* _Provided data_:
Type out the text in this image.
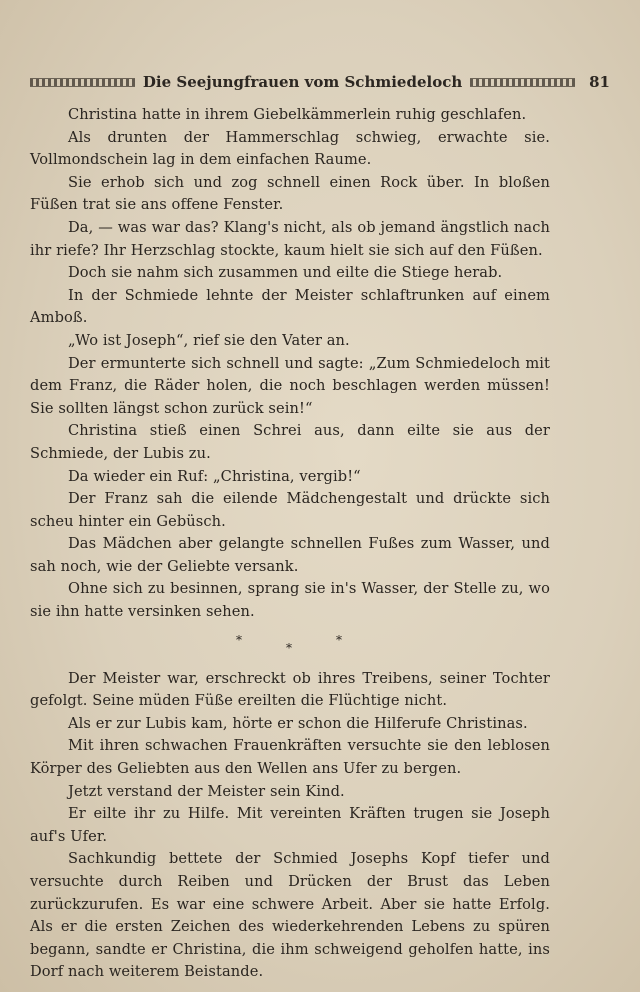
Die Seejungfrauen vom Schmiedeloch	81

Christina hatte in ihrem Giebelkämmerlein ruhig geschlafen.

Als drunten der Hammerschlag schwieg, erwachte sie. Vollmondschein lag in dem einfachen Raume.

Sie erhob sich und zog schnell einen Rock über. In bloßen Füßen trat sie ans offene Fenster.

Da, — was war das? Klang's nicht, als ob jemand ängstlich nach ihr riefe? Ihr Herzschlag stockte, kaum hielt sie sich auf den Füßen.

Doch sie nahm sich zusammen und eilte die Stiege herab.

In der Schmiede lehnte der Meister schlaftrunken auf einem Amboß.

„Wo ist Joseph“, rief sie den Vater an.

Der ermunterte sich schnell und sagte: „Zum Schmiedeloch mit dem Franz, die Räder holen, die noch beschlagen werden müssen! Sie sollten längst schon zurück sein!“

Christina stieß einen Schrei aus, dann eilte sie aus der Schmiede, der Lubis zu.

Da wieder ein Ruf: „Christina, vergib!“

Der Franz sah die eilende Mädchengestalt und drückte sich scheu hinter ein Gebüsch.

Das Mädchen aber gelangte schnellen Fußes zum Wasser, und sah noch, wie der Geliebte versank.

Ohne sich zu besinnen, sprang sie in's Wasser, der Stelle zu, wo sie ihn hatte versinken sehen.

*
*
*

Der Meister war, erschreckt ob ihres Treibens, seiner Tochter gefolgt. Seine müden Füße ereilten die Flüchtige nicht.

Als er zur Lubis kam, hörte er schon die Hilferufe Christinas.

Mit ihren schwachen Frauenkräften versuchte sie den leblosen Körper des Geliebten aus den Wellen ans Ufer zu bergen.

Jetzt verstand der Meister sein Kind.

Er eilte ihr zu Hilfe. Mit vereinten Kräften trugen sie Joseph auf's Ufer.

Sachkundig bettete der Schmied Josephs Kopf tiefer und versuchte durch Reiben und Drücken der Brust das Leben zurückzurufen. Es war eine schwere Arbeit. Aber sie hatte Erfolg. Als er die ersten Zeichen des wiederkehrenden Lebens zu spüren begann, sandte er Christina, die ihm schweigend geholfen hatte, ins Dorf nach weiterem Beistande.
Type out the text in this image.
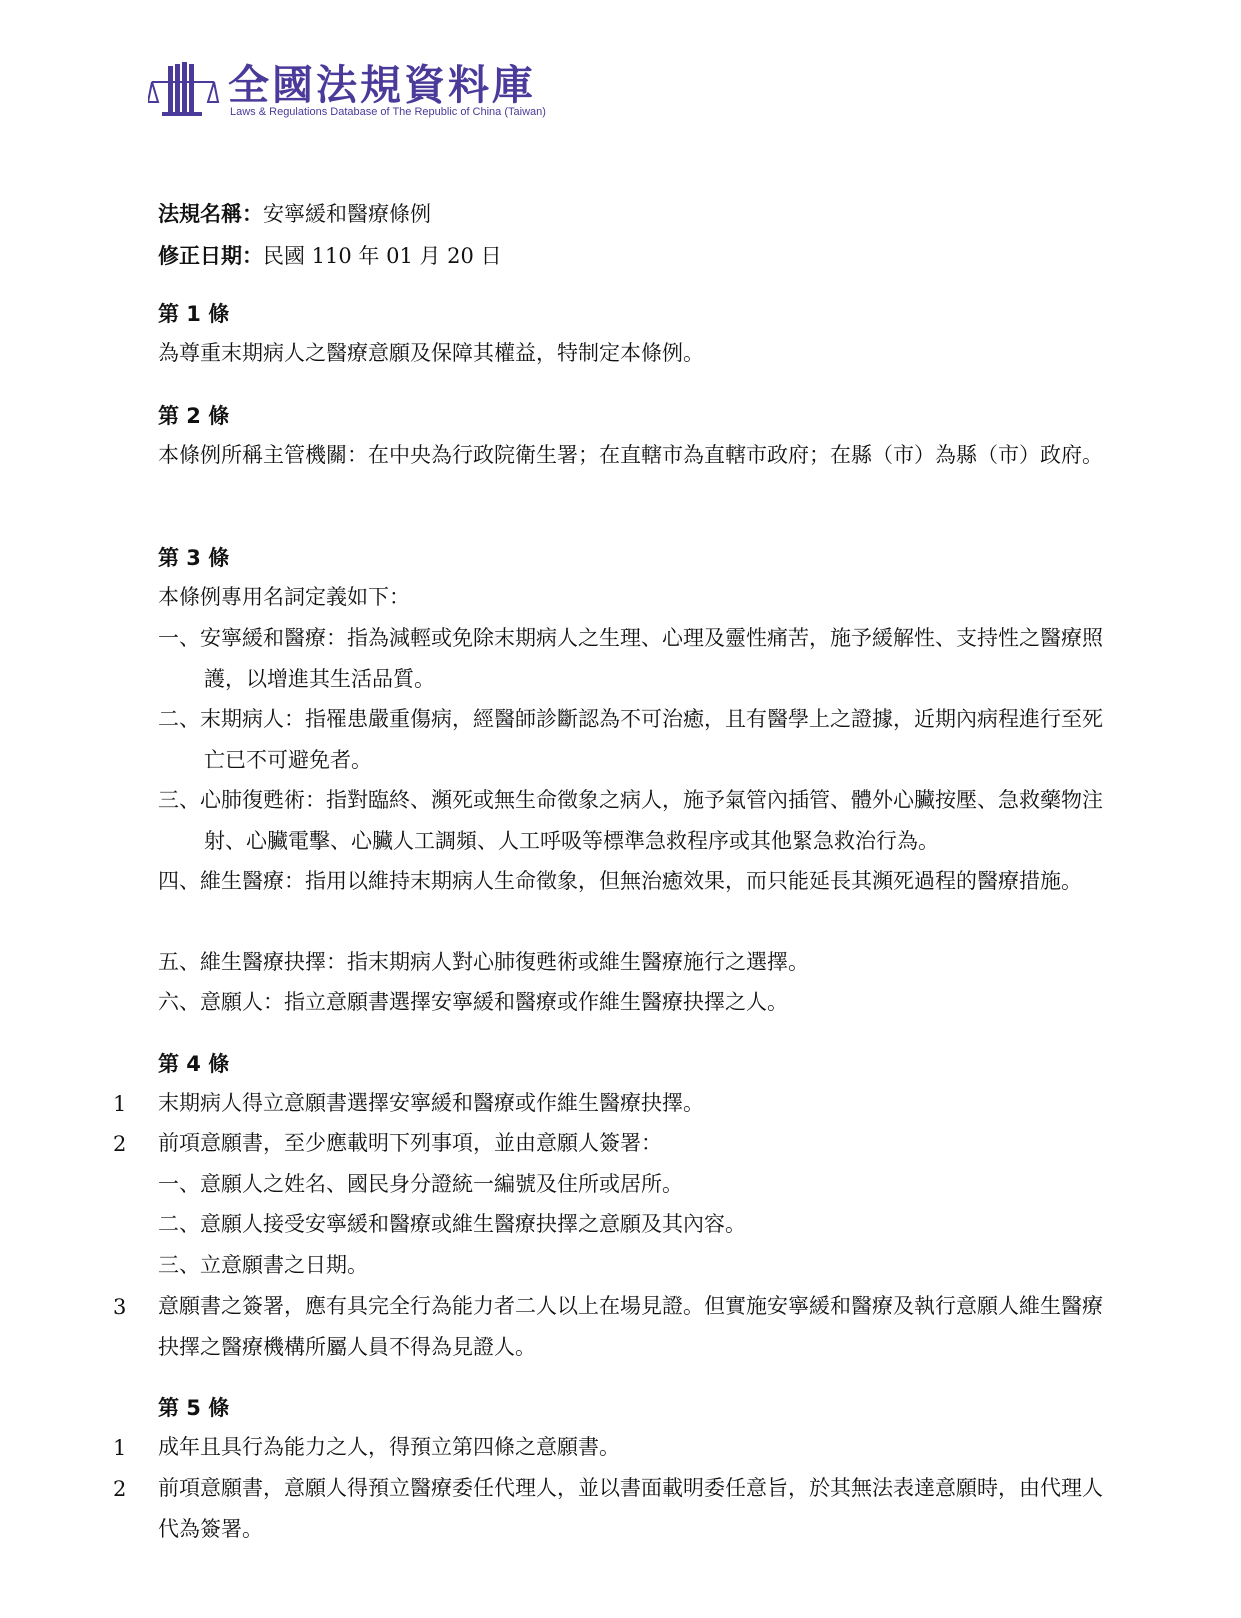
全國法規資料庫
Laws & Regulations Database of The Republic of China (Taiwan)
法規名稱：安寧緩和醫療條例
修正日期：民國 110 年 01 月 20 日
第 1 條
為尊重末期病人之醫療意願及保障其權益，特制定本條例。
第 2 條
本條例所稱主管機關：在中央為行政院衛生署；在直轄市為直轄市政府；在縣（市）為縣（市）政府。
第 3 條
本條例專用名詞定義如下：
一、安寧緩和醫療：指為減輕或免除末期病人之生理、心理及靈性痛苦，施予緩解性、支持性之醫療照護，以增進其生活品質。
二、末期病人：指罹患嚴重傷病，經醫師診斷認為不可治癒，且有醫學上之證據，近期內病程進行至死亡已不可避免者。
三、心肺復甦術：指對臨終、瀕死或無生命徵象之病人，施予氣管內插管、體外心臟按壓、急救藥物注射、心臟電擊、心臟人工調頻、人工呼吸等標準急救程序或其他緊急救治行為。
四、維生醫療：指用以維持末期病人生命徵象，但無治癒效果，而只能延長其瀕死過程的醫療措施。
五、維生醫療抉擇：指末期病人對心肺復甦術或維生醫療施行之選擇。
六、意願人：指立意願書選擇安寧緩和醫療或作維生醫療抉擇之人。
第 4 條
1 末期病人得立意願書選擇安寧緩和醫療或作維生醫療抉擇。
2 前項意願書，至少應載明下列事項，並由意願人簽署：
一、意願人之姓名、國民身分證統一編號及住所或居所。
二、意願人接受安寧緩和醫療或維生醫療抉擇之意願及其內容。
三、立意願書之日期。
3 意願書之簽署，應有具完全行為能力者二人以上在場見證。但實施安寧緩和醫療及執行意願人維生醫療抉擇之醫療機構所屬人員不得為見證人。
第 5 條
1 成年且具行為能力之人，得預立第四條之意願書。
2 前項意願書，意願人得預立醫療委任代理人，並以書面載明委任意旨，於其無法表達意願時，由代理人代為簽署。
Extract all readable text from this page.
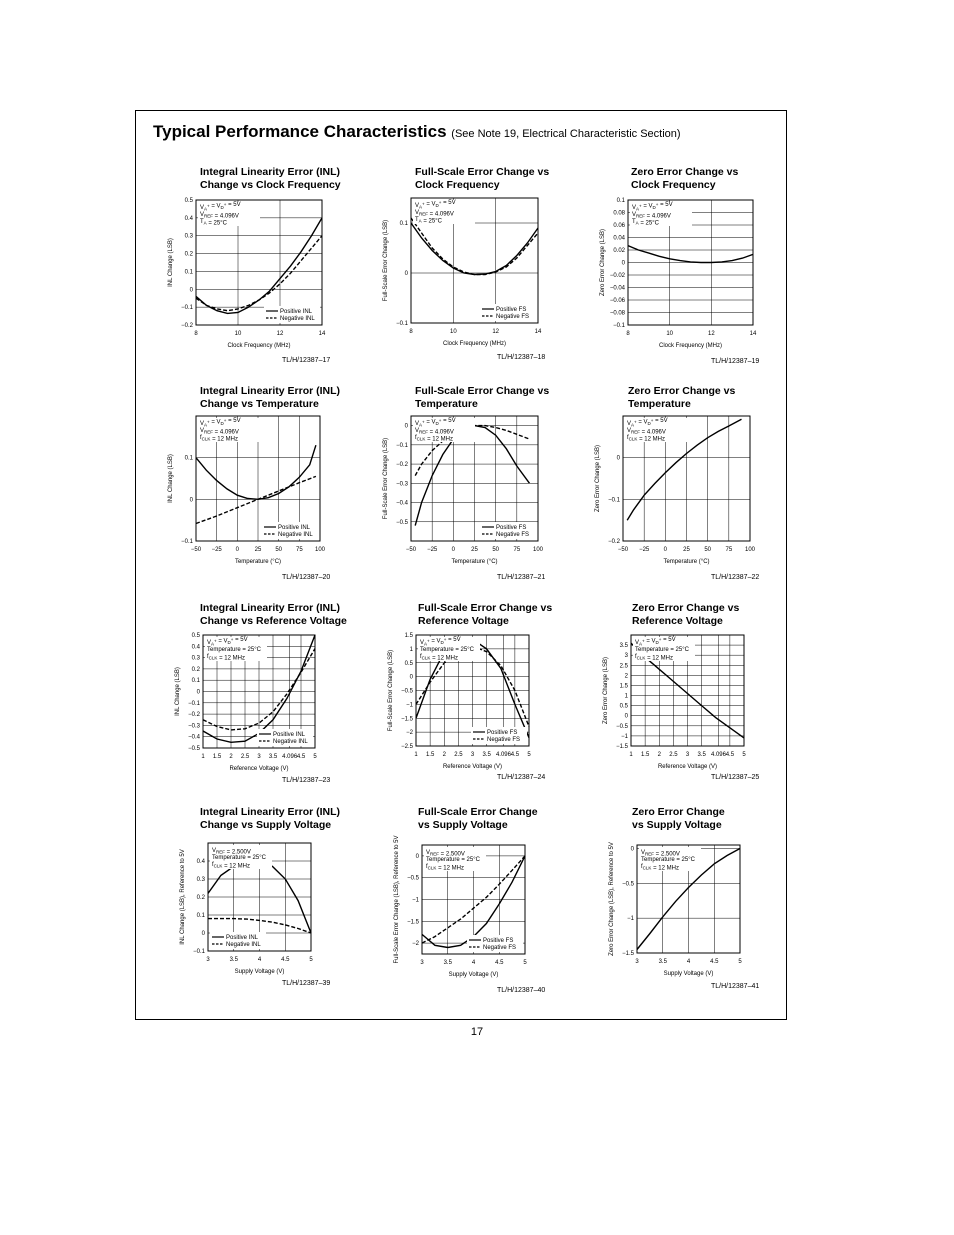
Typical Performance Characteristics (See Note 19, Electrical Characteristic Section)
Integral Linearity Error (INL)
Change vs Clock Frequency
TL/H/12387–17
8	10	12	14
−0.2
−0.1
0
0.1
0.2
0.3
0.4
0.5
Clock Frequency (MHz)
INL Change (LSB)
$V_A^+ = V_D^+ = 5V$
$V_{REF} = 4.096V$
$T_A = 25^\circ C$
Positive INL
Negative INL
Full-Scale Error Change vs
Clock Frequency
TL/H/12387–18
8	10	12	14
−0.1
0
0.1
Clock Frequency (MHz)
Full-Scale Error Change (LSB)
$V_A^+ = V_D^+ = 5V$
$V_{REF} = 4.096V$
$T_A = 25^\circ C$
Positive FS
Negative FS
Zero Error Change vs
Clock Frequency
TL/H/12387–19
8	10	12	14
−0.1
−0.08
−0.06
−0.04
−0.02
0
0.02
0.04
0.06
0.08
0.1
Clock Frequency (MHz)
Zero Error Change (LSB)
$V_A^+ = V_D^+ = 5V$
$V_{REF} = 4.096V$
$T_A = 25^\circ C$
Integral Linearity Error (INL)
Change vs Temperature
TL/H/12387–20
−50 −25 0	25 50 75 100
−0.1
0
0.1
Temperature (°C)
INL Change (LSB)
$V_A^+ = V_D^+ = 5V$
$V_{REF} = 4.096V$
$f_{CLK} = 12$ MHz
Positive INL
Negative INL
Full-Scale Error Change vs
Temperature
TL/H/12387–21
−50 −25 0	25 50 75 100
−0.5
−0.4
−0.3
−0.2
−0.1
0
Temperature (°C)
Full-Scale Error Change (LSB)
$V_A^+ = V_D^+ = 5V$
$V_{REF} = 4.096V$
$f_{CLK} = 12$ MHz
Positive FS
Negative FS
Zero Error Change vs
Temperature
TL/H/12387–22
−50 −25 0	25 50 75 100
−0.2
−0.1
0
Temperature (°C)
Zero Error Change (LSB)
$V_A^+ = V_D^+ = 5V$
$V_{REF} = 4.096V$
$f_{CLK} = 12$ MHz
Integral Linearity Error (INL)
Change vs Reference Voltage
TL/H/12387–23
1 1.5 2 2.5 3 3.5 4.096 4.5 5
−0.5
−0.4
−0.3
−0.2
−0.1
0
0.1
0.2
0.3
0.4
0.5
Reference Voltage (V)
INL Change (LSB)
$V_A^+ = V_D^+ = 5V$
Temperature = 25°C
$f_{CLK} = 12$ MHz
Positive INL
Negative INL
Full-Scale Error Change vs
Reference Voltage
TL/H/12387–24
1 1.5 2 2.5 3 3.5 4.096 4.5 5
−2.5
−2
−1.5
−1
−0.5
0
0.5
1
1.5
Reference Voltage (V)
Full-Scale Error Change (LSB)
$V_A^+ = V_D^+ = 5V$
Temperature = 25°C
$f_{CLK} = 12$ MHz
Positive FS
Negative FS
Zero Error Change vs
Reference Voltage
TL/H/12387–25
1 1.5 2 2.5 3 3.5 4.096 4.5 5
−1.5
−1
−0.5
0
0.5
1
1.5
2
2.5
3
3.5
Reference Voltage (V)
Zero Error Change (LSB)
$V_A^+ = V_D^+ = 5V$
Temperature = 25°C
$f_{CLK} = 12$ MHz
Integral Linearity Error (INL)
Change vs Supply Voltage
TL/H/12387–39
3	3.5	4	4.5	5
−0.1
0
0.1
0.2
0.3
0.4
Supply Voltage (V)
INL Change (LSB), Reference to 5V	$V_{REF} = 2.500V$
Temperature = 25°C
$f_{CLK} = 12$ MHz
Positive INL
Negative INL
Full-Scale Error Change
vs Supply Voltage
TL/H/12387–40
3	3.5	4	4.5	5
−2
−1.5
−1
−0.5
0
Supply Voltage (V)
Full-Scale Error Change (LSB), Reference to 5V	$V_{REF} = 2.500V$
Temperature = 25°C
$f_{CLK} = 12$ MHz
Positive FS
Negative FS
Zero Error Change
vs Supply Voltage
TL/H/12387–41
3	3.5	4	4.5	5
−1.5
−1
−0.5
0
Supply Voltage (V)
Zero Error Change (LSB), Reference to 5V	$V_{REF} = 2.500V$
Temperature = 25°C
$f_{CLK} = 12$ MHz
17
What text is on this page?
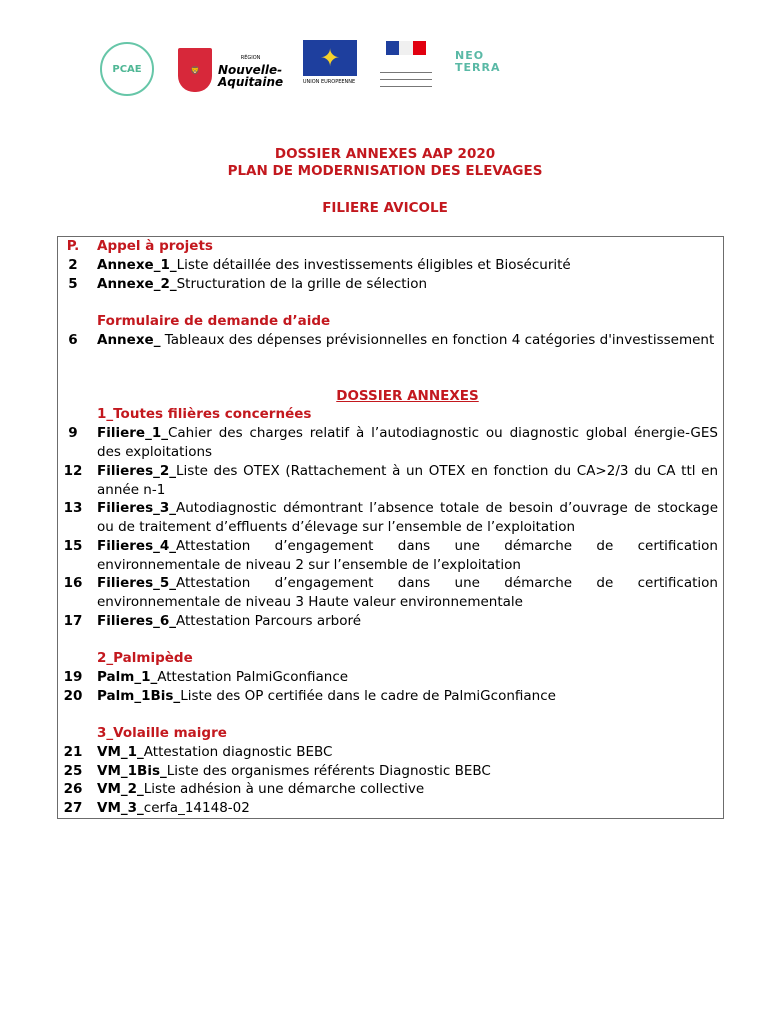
PCAE	🦁
RÉGION
Nouvelle-
Aquitaine
✦
UNION EUROPEENNE
NEO
TERRA
DOSSIER ANNEXES AAP 2020
PLAN DE MODERNISATION DES ELEVAGES
FILIERE AVICOLE
P.	Appel à projets
2	Annexe_1_Liste détaillée des investissements éligibles et Biosécurité
5	Annexe_2_Structuration de la grille de sélection
Formulaire de demande d’aide
6	Annexe_ Tableaux des dépenses prévisionnelles en fonction 4 catégories d'investissement
DOSSIER ANNEXES
1_Toutes filières concernées
9	Filiere_1_Cahier des charges relatif à l’autodiagnostic ou diagnostic global énergie-GES des exploitations
12	Filieres_2_Liste des OTEX (Rattachement à un OTEX en fonction du CA>2/3 du CA ttl en année n-1
13	Filieres_3_Autodiagnostic démontrant l’absence totale de besoin d’ouvrage de stockage ou de traitement d’effluents d’élevage sur l’ensemble de l’exploitation
15	Filieres_4_Attestation d’engagement dans une démarche de certification environnementale de niveau 2 sur l’ensemble de l’exploitation
16	Filieres_5_Attestation d’engagement dans une démarche de certification environnementale de niveau 3 Haute valeur environnementale
17	Filieres_6_Attestation Parcours arboré
2_Palmipède
19	Palm_1_Attestation PalmiGconfiance
20	Palm_1Bis_Liste des OP certifiée dans le cadre de PalmiGconfiance
3_Volaille maigre
21	VM_1_Attestation diagnostic BEBC
25	VM_1Bis_Liste des organismes référents Diagnostic BEBC
26	VM_2_Liste adhésion à une démarche collective
27	VM_3_cerfa_14148-02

* _What the task requires_: Every line from the one containing "What text is on this page?" through the last line of the data is to be retyped exactly, with nothing added and no pictures included.

* _Task output_:
What text is on this page?
PCAE	🦁
RÉGION
Nouvelle-
Aquitaine
✦
UNION EUROPEENNE
NEO
TERRA
DOSSIER ANNEXES AAP 2020
PLAN DE MODERNISATION DES ELEVAGES
FILIERE AVICOLE
P.	Appel à projets
2	Annexe_1_Liste détaillée des investissements éligibles et Biosécurité
5	Annexe_2_Structuration de la grille de sélection
Formulaire de demande d’aide
6	Annexe_ Tableaux des dépenses prévisionnelles en fonction 4 catégories d'investissement
DOSSIER ANNEXES
1_Toutes filières concernées
9	Filiere_1_Cahier des charges relatif à l’autodiagnostic ou diagnostic global énergie-GES des exploitations
12	Filieres_2_Liste des OTEX (Rattachement à un OTEX en fonction du CA>2/3 du CA ttl en année n-1
13	Filieres_3_Autodiagnostic démontrant l’absence totale de besoin d’ouvrage de stockage ou de traitement d’effluents d’élevage sur l’ensemble de l’exploitation
15	Filieres_4_Attestation d’engagement dans une démarche de certification environnementale de niveau 2 sur l’ensemble de l’exploitation
16	Filieres_5_Attestation d’engagement dans une démarche de certification environnementale de niveau 3 Haute valeur environnementale
17	Filieres_6_Attestation Parcours arboré
2_Palmipède
19	Palm_1_Attestation PalmiGconfiance
20	Palm_1Bis_Liste des OP certifiée dans le cadre de PalmiGconfiance
3_Volaille maigre
21	VM_1_Attestation diagnostic BEBC
25	VM_1Bis_Liste des organismes référents Diagnostic BEBC
26	VM_2_Liste adhésion à une démarche collective
27	VM_3_cerfa_14148-02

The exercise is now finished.